(Collected data)

• • • •

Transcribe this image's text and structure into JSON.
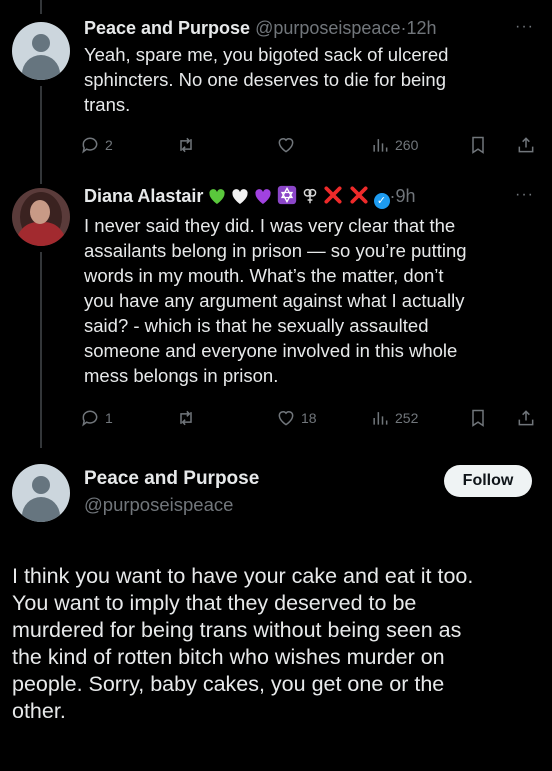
{
  "tweets": [
    {
      "name": "Peace and Purpose",
      "handle": "@purposeispeace",
      "separator": "·",
      "time": "12h",
      "text": "Yeah, spare me, you bigoted sack of ulcered\nsphincters. No one deserves to die for being\ntrans.",
      "replies": "2",
      "retweets": "",
      "likes": "",
      "views": "260"
    },
    {
      "name": "Diana Alastair",
      "name_emojis": [
        "green-heart",
        "white-heart",
        "purple-heart",
        "star-of-david",
        "gender-symbol",
        "red-x",
        "red-x"
      ],
      "separator": "·",
      "time": "9h",
      "text": "I never said they did. I was very clear that the\nassailants belong in prison — so you’re putting\nwords in my mouth. What’s the matter, don’t\nyou have any argument against what I actually\nsaid? - which is that he sexually assaulted\nsomeone and everyone involved in this whole\nmess belongs in prison.",
      "replies": "1",
      "retweets": "",
      "likes": "18",
      "views": "252"
    }
  ],
  "main_tweet": {
    "name": "Peace and Purpose",
    "handle": "@purposeispeace",
    "follow_label": "Follow",
    "text": "I think you want to have your cake and eat it too.\nYou want to imply that they deserved to be\nmurdered for being trans without being seen as\nthe  kind of rotten bitch who wishes murder on\npeople. Sorry, baby cakes, you get one or the\nother."
  },
  "more_label": "···",
  "colors": {
    "background": "#000000",
    "text": "#e7e9ea",
    "secondary": "#71767b",
    "verified": "#1d9bf0"
  }
}
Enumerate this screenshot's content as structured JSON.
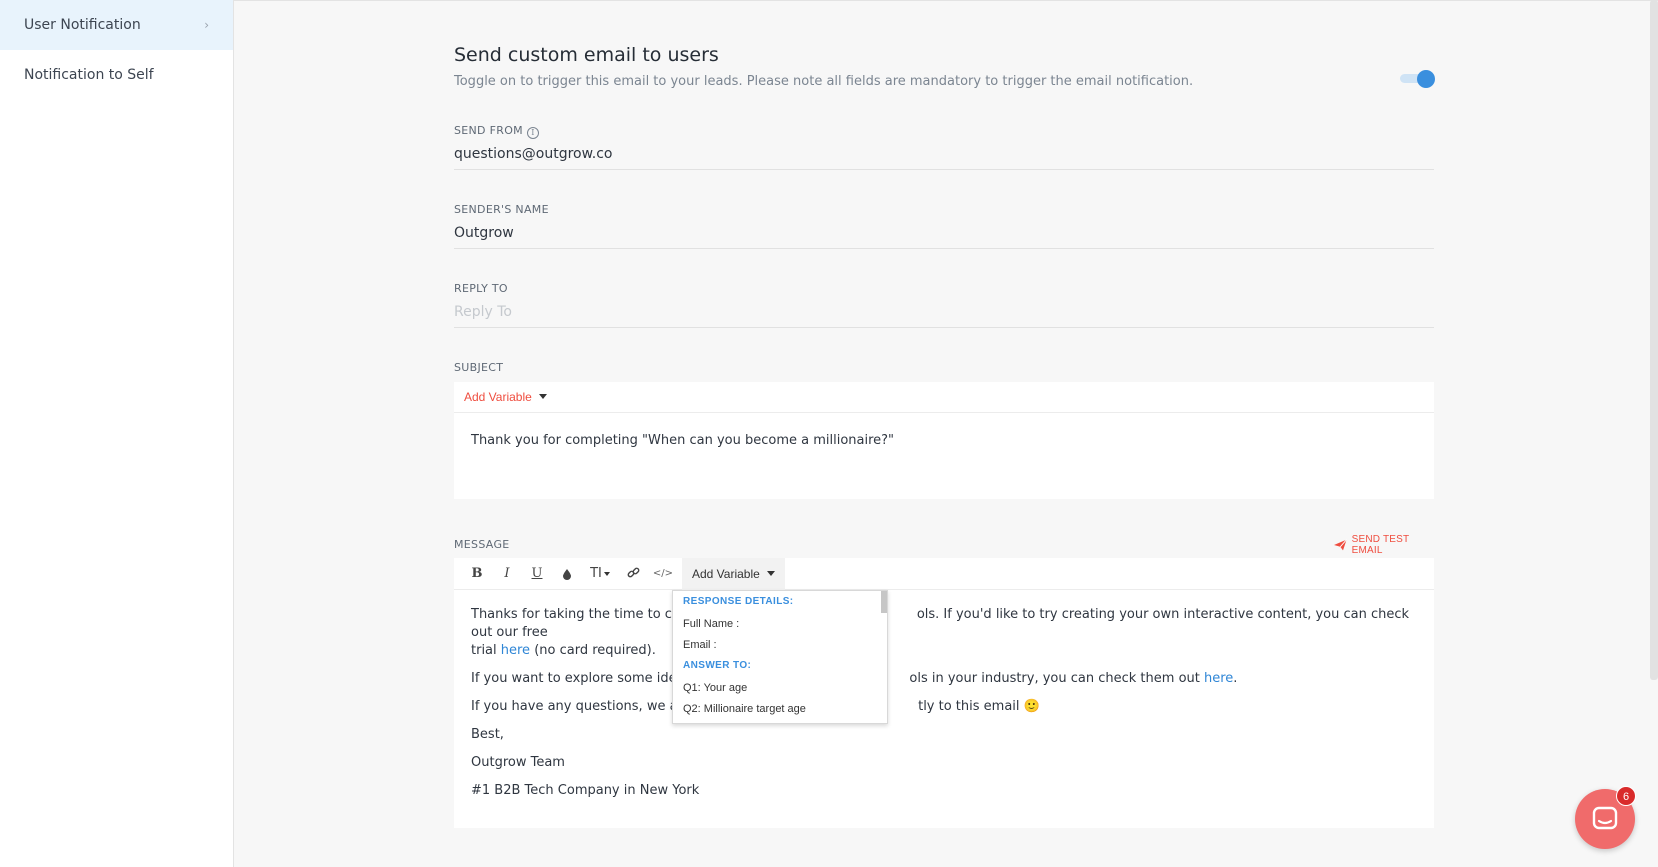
{
  "sidebar": {
    "items": [
      {
        "label": "User Notification",
        "active": true
      },
      {
        "label": "Notification to Self",
        "active": false
      }
    ]
  },
  "section": {
    "title": "Send custom email to users",
    "description": "Toggle on to trigger this email to your leads. Please note all fields are mandatory to trigger the email notification.",
    "toggle_on": true
  },
  "send_from": {
    "label": "SEND FROM",
    "value": "questions@outgrow.co"
  },
  "sender_name": {
    "label": "SENDER'S NAME",
    "value": "Outgrow"
  },
  "reply_to": {
    "label": "REPLY TO",
    "placeholder": "Reply To"
  },
  "subject": {
    "label": "SUBJECT",
    "add_variable": "Add Variable",
    "text": "Thank you for completing \"When can you become a millionaire?\""
  },
  "message": {
    "label": "MESSAGE",
    "send_test": "SEND TEST EMAIL",
    "toolbar": {
      "bold": "B",
      "italic": "I",
      "underline": "U",
      "fontsize": "TI",
      "add_variable": "Add Variable"
    },
    "p1_a": "Thanks for taking the time to comp",
    "p1_b": "ols. If you'd like to try creating your own interactive content, you can check out our free",
    "p1_c": "trial ",
    "p1_link": "here",
    "p1_d": " (no card required).",
    "p2_a": "If you want to explore some ideas",
    "p2_b": "ols in your industry, you can check them out ",
    "p2_link": "here",
    "p2_c": ".",
    "p3_a": "If you have any questions, we are r",
    "p3_b": "tly to this email 🙂",
    "sign_1": "Best,",
    "sign_2": "Outgrow Team",
    "sign_3": "#1 B2B Tech Company in New York"
  },
  "variable_dropdown": {
    "heading_1": "RESPONSE DETAILS:",
    "item_1": "Full Name :",
    "item_2": "Email :",
    "heading_2": "ANSWER TO:",
    "item_3": "Q1: Your age",
    "item_4": "Q2: Millionaire target age"
  },
  "chat": {
    "badge": "6"
  },
  "colors": {
    "accent": "#3a8fde",
    "danger": "#ef4d3f",
    "chat": "#f06b6b"
  }
}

• • • •

Check each line of the records for the word "they", and show the lines that contain it.

      "text": "I never said they did. I was very clear that the\nassailants belong in prison — so you’re putting\nwords in my mouth. What’s the matter, don’t\nyou have any argument against what I actually\nsaid? - which is that he sexually assaulted\nsomeone and everyone involved in this whole\nmess belongs in prison.",
    "text": "I think you want to have your cake and eat it too.\nYou want to imply that they deserved to be\nmurdered for being trans without being seen as\nthe  kind of rotten bitch who wishes murder on\npeople. Sorry, baby cakes, you get one or the\nother."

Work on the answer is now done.